**TASK TO COMPLETE**. Find each line with the string "Indonesia" and report it.

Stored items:
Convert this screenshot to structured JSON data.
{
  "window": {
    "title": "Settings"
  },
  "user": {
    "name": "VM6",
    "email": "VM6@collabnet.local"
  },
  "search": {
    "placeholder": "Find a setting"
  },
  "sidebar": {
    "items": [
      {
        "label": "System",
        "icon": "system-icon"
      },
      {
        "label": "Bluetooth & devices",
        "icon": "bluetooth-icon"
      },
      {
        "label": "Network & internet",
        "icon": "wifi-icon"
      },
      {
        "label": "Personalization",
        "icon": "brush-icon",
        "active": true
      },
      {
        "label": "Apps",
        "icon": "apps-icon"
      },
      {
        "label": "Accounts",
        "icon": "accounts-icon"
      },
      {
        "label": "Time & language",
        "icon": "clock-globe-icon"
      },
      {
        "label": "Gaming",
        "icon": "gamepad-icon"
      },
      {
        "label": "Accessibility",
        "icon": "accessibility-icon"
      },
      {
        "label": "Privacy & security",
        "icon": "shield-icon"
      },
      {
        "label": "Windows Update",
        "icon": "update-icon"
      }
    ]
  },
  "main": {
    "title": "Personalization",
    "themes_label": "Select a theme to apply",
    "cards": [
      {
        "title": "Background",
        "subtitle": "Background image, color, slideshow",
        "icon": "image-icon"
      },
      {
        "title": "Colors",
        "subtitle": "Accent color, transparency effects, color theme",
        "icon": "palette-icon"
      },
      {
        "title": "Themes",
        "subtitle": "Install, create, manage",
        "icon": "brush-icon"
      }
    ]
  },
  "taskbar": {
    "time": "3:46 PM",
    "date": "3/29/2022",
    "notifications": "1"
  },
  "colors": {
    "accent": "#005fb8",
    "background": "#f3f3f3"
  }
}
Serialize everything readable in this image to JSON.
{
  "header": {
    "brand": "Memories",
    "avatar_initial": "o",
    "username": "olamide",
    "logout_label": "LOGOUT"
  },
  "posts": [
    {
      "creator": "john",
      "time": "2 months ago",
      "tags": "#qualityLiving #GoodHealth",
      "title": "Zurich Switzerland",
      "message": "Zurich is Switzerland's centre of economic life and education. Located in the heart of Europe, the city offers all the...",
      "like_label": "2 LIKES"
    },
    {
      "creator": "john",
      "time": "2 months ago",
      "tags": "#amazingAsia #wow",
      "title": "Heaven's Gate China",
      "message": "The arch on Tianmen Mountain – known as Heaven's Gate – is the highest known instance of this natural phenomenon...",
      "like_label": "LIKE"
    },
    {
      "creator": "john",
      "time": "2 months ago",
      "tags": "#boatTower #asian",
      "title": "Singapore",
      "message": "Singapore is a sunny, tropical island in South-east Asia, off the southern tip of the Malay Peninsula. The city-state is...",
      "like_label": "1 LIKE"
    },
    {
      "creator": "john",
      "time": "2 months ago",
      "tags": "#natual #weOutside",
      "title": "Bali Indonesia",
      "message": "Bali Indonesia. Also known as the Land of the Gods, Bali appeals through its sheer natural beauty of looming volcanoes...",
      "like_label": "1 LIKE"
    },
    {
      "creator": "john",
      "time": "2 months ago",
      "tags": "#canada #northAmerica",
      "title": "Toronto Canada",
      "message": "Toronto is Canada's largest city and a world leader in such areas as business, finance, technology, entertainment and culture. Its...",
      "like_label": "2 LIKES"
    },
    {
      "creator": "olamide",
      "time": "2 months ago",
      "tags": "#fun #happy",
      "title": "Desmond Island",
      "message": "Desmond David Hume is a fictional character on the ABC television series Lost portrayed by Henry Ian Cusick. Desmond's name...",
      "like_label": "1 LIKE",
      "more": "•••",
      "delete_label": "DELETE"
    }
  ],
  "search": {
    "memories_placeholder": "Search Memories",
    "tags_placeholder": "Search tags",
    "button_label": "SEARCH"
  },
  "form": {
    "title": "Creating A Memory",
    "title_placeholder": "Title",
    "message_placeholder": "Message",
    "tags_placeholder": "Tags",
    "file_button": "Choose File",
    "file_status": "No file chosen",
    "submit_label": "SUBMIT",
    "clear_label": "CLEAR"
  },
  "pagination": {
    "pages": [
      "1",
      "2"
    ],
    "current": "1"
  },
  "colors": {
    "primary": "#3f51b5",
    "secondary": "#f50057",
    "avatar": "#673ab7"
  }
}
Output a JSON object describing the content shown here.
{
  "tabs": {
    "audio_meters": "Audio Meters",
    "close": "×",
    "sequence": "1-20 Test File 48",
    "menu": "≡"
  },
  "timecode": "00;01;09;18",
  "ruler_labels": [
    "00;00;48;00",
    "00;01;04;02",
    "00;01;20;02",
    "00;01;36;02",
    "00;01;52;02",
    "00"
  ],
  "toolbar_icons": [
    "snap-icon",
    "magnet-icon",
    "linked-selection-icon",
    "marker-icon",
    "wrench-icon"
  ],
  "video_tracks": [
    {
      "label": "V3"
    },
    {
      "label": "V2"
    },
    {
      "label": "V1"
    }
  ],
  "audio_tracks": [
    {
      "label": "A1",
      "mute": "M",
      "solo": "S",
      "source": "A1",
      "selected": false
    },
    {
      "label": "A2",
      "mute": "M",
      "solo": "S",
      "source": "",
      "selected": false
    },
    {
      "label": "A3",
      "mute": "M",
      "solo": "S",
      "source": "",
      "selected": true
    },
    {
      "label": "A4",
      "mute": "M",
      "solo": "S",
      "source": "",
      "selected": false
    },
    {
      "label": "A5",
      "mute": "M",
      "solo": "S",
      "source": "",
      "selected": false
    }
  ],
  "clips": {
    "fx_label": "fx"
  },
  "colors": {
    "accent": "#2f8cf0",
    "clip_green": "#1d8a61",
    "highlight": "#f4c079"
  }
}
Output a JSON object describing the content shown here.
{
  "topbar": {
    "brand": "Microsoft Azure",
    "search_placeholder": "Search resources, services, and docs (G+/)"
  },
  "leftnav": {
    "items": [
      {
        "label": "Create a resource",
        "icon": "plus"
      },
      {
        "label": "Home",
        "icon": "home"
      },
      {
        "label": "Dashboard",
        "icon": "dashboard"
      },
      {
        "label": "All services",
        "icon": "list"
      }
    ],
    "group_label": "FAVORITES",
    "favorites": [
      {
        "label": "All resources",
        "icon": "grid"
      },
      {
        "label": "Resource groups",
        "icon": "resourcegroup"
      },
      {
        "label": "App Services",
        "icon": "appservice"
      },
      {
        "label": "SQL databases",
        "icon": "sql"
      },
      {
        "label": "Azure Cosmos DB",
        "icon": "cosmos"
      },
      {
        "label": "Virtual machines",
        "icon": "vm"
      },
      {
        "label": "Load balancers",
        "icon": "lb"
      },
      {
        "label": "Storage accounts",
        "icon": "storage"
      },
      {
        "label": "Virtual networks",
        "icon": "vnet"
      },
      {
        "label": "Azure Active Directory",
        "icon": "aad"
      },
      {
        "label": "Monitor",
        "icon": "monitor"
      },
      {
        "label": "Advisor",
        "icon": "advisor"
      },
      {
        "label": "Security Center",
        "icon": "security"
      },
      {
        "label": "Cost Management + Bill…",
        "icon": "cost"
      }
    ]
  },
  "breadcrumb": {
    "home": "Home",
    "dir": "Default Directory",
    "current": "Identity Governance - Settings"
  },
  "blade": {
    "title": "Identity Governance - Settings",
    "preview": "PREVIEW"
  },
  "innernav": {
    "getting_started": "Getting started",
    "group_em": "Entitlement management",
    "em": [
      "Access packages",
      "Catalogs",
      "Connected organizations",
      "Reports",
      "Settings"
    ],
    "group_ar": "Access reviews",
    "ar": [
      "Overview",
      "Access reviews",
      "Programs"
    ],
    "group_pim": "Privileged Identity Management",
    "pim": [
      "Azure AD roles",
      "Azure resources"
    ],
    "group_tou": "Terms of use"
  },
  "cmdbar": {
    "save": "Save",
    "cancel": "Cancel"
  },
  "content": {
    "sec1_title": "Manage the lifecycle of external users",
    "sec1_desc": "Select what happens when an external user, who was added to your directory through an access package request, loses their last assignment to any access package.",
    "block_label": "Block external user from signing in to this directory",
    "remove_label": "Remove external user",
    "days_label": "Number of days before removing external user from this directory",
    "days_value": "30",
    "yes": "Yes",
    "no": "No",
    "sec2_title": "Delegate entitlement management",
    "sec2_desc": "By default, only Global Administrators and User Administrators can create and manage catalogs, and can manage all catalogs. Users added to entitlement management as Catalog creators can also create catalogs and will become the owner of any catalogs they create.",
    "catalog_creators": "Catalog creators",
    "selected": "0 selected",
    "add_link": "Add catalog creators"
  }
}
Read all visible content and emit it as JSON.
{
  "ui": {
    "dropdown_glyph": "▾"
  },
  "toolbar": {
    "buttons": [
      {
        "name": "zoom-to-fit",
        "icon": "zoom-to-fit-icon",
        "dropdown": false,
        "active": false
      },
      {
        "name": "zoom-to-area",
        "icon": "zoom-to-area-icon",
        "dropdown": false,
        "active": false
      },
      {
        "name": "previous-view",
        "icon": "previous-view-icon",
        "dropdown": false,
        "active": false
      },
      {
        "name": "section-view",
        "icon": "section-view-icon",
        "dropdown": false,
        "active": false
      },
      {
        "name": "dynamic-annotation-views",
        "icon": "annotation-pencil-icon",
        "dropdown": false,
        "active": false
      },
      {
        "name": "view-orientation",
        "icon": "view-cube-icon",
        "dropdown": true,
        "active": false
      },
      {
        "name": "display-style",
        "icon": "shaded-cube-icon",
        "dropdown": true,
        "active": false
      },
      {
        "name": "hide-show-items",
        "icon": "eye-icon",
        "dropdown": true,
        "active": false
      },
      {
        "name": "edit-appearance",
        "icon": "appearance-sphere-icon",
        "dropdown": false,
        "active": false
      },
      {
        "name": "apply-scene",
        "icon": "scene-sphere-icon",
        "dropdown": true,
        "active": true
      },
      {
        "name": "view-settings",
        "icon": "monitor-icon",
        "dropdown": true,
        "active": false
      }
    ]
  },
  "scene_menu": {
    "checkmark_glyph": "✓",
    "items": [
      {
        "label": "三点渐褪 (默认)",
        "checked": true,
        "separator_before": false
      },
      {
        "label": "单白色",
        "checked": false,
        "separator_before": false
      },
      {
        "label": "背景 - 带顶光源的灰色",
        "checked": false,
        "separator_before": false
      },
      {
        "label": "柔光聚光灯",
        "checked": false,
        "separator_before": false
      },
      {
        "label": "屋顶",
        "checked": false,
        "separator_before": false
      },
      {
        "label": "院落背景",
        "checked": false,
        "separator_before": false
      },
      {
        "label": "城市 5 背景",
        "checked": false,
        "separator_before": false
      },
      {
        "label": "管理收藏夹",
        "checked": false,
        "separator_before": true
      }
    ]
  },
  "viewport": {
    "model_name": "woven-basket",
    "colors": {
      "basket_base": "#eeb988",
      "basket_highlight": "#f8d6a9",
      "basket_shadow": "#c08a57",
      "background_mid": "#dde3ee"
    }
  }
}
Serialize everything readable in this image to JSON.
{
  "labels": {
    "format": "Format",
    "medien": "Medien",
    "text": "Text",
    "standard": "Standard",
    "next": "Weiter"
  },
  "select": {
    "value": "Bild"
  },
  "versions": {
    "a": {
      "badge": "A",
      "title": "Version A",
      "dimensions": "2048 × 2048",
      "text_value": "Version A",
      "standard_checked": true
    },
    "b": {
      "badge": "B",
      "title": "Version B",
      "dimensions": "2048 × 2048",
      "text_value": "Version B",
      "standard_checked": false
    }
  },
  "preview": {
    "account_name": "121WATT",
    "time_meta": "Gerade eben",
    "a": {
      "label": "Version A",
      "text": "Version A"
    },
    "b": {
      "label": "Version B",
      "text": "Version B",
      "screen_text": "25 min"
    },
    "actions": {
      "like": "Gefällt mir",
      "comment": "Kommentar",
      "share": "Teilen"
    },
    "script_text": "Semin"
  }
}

**CORRECT ANSWER**.
      "title": "Bali Indonesia",
      "message": "Bali Indonesia. Also known as the Land of the Gods, Bali appeals through its sheer natural beauty of looming volcanoes...",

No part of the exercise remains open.